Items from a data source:
○ ○ ○

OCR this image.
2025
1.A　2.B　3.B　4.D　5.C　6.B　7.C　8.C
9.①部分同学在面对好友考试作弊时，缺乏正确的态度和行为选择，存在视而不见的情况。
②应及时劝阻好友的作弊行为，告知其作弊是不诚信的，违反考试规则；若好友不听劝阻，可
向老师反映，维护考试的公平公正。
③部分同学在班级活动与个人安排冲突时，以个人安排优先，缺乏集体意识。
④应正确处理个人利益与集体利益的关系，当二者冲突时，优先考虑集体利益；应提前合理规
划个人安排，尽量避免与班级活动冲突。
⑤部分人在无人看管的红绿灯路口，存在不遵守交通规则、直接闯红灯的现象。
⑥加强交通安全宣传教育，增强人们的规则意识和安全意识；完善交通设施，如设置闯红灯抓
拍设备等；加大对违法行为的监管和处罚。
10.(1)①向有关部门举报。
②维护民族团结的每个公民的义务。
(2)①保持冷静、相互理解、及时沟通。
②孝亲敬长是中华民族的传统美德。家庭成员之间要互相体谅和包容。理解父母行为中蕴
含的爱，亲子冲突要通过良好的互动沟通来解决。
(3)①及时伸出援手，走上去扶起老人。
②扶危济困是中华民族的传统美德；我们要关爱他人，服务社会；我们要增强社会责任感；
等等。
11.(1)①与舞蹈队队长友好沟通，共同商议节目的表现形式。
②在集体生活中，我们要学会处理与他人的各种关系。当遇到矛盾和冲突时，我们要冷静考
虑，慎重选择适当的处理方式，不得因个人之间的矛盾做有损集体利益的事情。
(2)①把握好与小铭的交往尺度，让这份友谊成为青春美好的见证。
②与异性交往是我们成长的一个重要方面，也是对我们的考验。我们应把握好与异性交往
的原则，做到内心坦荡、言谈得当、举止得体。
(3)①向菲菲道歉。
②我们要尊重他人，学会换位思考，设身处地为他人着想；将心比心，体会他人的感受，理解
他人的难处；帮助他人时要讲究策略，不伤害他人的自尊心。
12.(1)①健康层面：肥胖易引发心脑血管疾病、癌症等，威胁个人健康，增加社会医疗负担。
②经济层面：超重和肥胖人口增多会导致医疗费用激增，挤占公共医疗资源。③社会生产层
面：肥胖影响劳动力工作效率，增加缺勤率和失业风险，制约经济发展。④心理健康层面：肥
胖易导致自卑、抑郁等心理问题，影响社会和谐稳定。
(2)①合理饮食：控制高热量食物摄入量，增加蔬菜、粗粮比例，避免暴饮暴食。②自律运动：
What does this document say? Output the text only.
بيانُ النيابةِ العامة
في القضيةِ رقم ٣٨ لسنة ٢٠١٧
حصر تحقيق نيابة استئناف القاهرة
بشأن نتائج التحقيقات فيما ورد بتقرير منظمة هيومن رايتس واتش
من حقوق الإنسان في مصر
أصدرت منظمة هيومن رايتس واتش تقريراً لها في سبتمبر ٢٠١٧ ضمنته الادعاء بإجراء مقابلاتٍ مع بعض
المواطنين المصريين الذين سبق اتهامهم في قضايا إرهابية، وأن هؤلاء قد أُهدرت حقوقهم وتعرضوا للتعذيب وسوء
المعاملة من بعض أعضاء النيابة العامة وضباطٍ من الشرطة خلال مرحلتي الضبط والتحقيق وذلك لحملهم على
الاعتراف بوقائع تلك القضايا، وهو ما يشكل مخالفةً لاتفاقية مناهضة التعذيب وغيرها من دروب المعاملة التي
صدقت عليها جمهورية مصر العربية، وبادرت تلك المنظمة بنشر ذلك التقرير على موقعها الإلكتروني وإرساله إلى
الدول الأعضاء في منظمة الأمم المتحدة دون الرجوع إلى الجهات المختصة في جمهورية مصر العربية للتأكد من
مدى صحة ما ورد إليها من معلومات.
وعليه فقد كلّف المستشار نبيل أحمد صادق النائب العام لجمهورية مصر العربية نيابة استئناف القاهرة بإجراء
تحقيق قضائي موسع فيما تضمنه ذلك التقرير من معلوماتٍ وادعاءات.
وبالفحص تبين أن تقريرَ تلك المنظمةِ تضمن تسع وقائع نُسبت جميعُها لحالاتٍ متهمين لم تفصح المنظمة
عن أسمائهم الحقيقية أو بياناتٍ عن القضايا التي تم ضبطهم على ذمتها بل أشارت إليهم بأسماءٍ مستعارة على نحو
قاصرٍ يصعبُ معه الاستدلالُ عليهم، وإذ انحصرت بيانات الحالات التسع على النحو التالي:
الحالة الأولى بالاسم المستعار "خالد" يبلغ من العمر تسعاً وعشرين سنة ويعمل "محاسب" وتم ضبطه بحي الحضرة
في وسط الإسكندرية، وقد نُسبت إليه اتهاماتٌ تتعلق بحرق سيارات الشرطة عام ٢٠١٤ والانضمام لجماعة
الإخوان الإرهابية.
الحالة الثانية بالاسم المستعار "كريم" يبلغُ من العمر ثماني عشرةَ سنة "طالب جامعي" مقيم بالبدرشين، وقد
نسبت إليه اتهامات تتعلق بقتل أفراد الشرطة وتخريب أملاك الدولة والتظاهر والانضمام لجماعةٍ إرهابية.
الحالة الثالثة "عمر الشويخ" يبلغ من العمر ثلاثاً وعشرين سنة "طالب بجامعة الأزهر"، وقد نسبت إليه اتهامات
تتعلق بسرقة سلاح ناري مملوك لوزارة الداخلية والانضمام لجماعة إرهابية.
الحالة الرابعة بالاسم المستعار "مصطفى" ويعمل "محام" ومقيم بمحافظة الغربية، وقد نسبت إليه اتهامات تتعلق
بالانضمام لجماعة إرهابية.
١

○ ○ ○

*Problem description*:
Go through the records and print each one exactly.

*Solution for this problem*:
OCR this image.
2025
1.A　2.B　3.B　4.D　5.C　6.B　7.C　8.C
9.①部分同学在面对好友考试作弊时，缺乏正确的态度和行为选择，存在视而不见的情况。
②应及时劝阻好友的作弊行为，告知其作弊是不诚信的，违反考试规则；若好友不听劝阻，可
向老师反映，维护考试的公平公正。
③部分同学在班级活动与个人安排冲突时，以个人安排优先，缺乏集体意识。
④应正确处理个人利益与集体利益的关系，当二者冲突时，优先考虑集体利益；应提前合理规
划个人安排，尽量避免与班级活动冲突。
⑤部分人在无人看管的红绿灯路口，存在不遵守交通规则、直接闯红灯的现象。
⑥加强交通安全宣传教育，增强人们的规则意识和安全意识；完善交通设施，如设置闯红灯抓
拍设备等；加大对违法行为的监管和处罚。
10.(1)①向有关部门举报。
②维护民族团结的每个公民的义务。
(2)①保持冷静、相互理解、及时沟通。
②孝亲敬长是中华民族的传统美德。家庭成员之间要互相体谅和包容。理解父母行为中蕴
含的爱，亲子冲突要通过良好的互动沟通来解决。
(3)①及时伸出援手，走上去扶起老人。
②扶危济困是中华民族的传统美德；我们要关爱他人，服务社会；我们要增强社会责任感；
等等。
11.(1)①与舞蹈队队长友好沟通，共同商议节目的表现形式。
②在集体生活中，我们要学会处理与他人的各种关系。当遇到矛盾和冲突时，我们要冷静考
虑，慎重选择适当的处理方式，不得因个人之间的矛盾做有损集体利益的事情。
(2)①把握好与小铭的交往尺度，让这份友谊成为青春美好的见证。
②与异性交往是我们成长的一个重要方面，也是对我们的考验。我们应把握好与异性交往
的原则，做到内心坦荡、言谈得当、举止得体。
(3)①向菲菲道歉。
②我们要尊重他人，学会换位思考，设身处地为他人着想；将心比心，体会他人的感受，理解
他人的难处；帮助他人时要讲究策略，不伤害他人的自尊心。
12.(1)①健康层面：肥胖易引发心脑血管疾病、癌症等，威胁个人健康，增加社会医疗负担。
②经济层面：超重和肥胖人口增多会导致医疗费用激增，挤占公共医疗资源。③社会生产层
面：肥胖影响劳动力工作效率，增加缺勤率和失业风险，制约经济发展。④心理健康层面：肥
胖易导致自卑、抑郁等心理问题，影响社会和谐稳定。
(2)①合理饮食：控制高热量食物摄入量，增加蔬菜、粗粮比例，避免暴饮暴食。②自律运动：
What does this document say? Output the text only.
بيانُ النيابةِ العامة
في القضيةِ رقم ٣٨ لسنة ٢٠١٧
حصر تحقيق نيابة استئناف القاهرة
بشأن نتائج التحقيقات فيما ورد بتقرير منظمة هيومن رايتس واتش
من حقوق الإنسان في مصر
أصدرت منظمة هيومن رايتس واتش تقريراً لها في سبتمبر ٢٠١٧ ضمنته الادعاء بإجراء مقابلاتٍ مع بعض
المواطنين المصريين الذين سبق اتهامهم في قضايا إرهابية، وأن هؤلاء قد أُهدرت حقوقهم وتعرضوا للتعذيب وسوء
المعاملة من بعض أعضاء النيابة العامة وضباطٍ من الشرطة خلال مرحلتي الضبط والتحقيق وذلك لحملهم على
الاعتراف بوقائع تلك القضايا، وهو ما يشكل مخالفةً لاتفاقية مناهضة التعذيب وغيرها من دروب المعاملة التي
صدقت عليها جمهورية مصر العربية، وبادرت تلك المنظمة بنشر ذلك التقرير على موقعها الإلكتروني وإرساله إلى
الدول الأعضاء في منظمة الأمم المتحدة دون الرجوع إلى الجهات المختصة في جمهورية مصر العربية للتأكد من
مدى صحة ما ورد إليها من معلومات.
وعليه فقد كلّف المستشار نبيل أحمد صادق النائب العام لجمهورية مصر العربية نيابة استئناف القاهرة بإجراء
تحقيق قضائي موسع فيما تضمنه ذلك التقرير من معلوماتٍ وادعاءات.
وبالفحص تبين أن تقريرَ تلك المنظمةِ تضمن تسع وقائع نُسبت جميعُها لحالاتٍ متهمين لم تفصح المنظمة
عن أسمائهم الحقيقية أو بياناتٍ عن القضايا التي تم ضبطهم على ذمتها بل أشارت إليهم بأسماءٍ مستعارة على نحو
قاصرٍ يصعبُ معه الاستدلالُ عليهم، وإذ انحصرت بيانات الحالات التسع على النحو التالي:
الحالة الأولى بالاسم المستعار "خالد" يبلغ من العمر تسعاً وعشرين سنة ويعمل "محاسب" وتم ضبطه بحي الحضرة
في وسط الإسكندرية، وقد نُسبت إليه اتهاماتٌ تتعلق بحرق سيارات الشرطة عام ٢٠١٤ والانضمام لجماعة
الإخوان الإرهابية.
الحالة الثانية بالاسم المستعار "كريم" يبلغُ من العمر ثماني عشرةَ سنة "طالب جامعي" مقيم بالبدرشين، وقد
نسبت إليه اتهامات تتعلق بقتل أفراد الشرطة وتخريب أملاك الدولة والتظاهر والانضمام لجماعةٍ إرهابية.
الحالة الثالثة "عمر الشويخ" يبلغ من العمر ثلاثاً وعشرين سنة "طالب بجامعة الأزهر"، وقد نسبت إليه اتهامات
تتعلق بسرقة سلاح ناري مملوك لوزارة الداخلية والانضمام لجماعة إرهابية.
الحالة الرابعة بالاسم المستعار "مصطفى" ويعمل "محام" ومقيم بمحافظة الغربية، وقد نسبت إليه اتهامات تتعلق
بالانضمام لجماعة إرهابية.
١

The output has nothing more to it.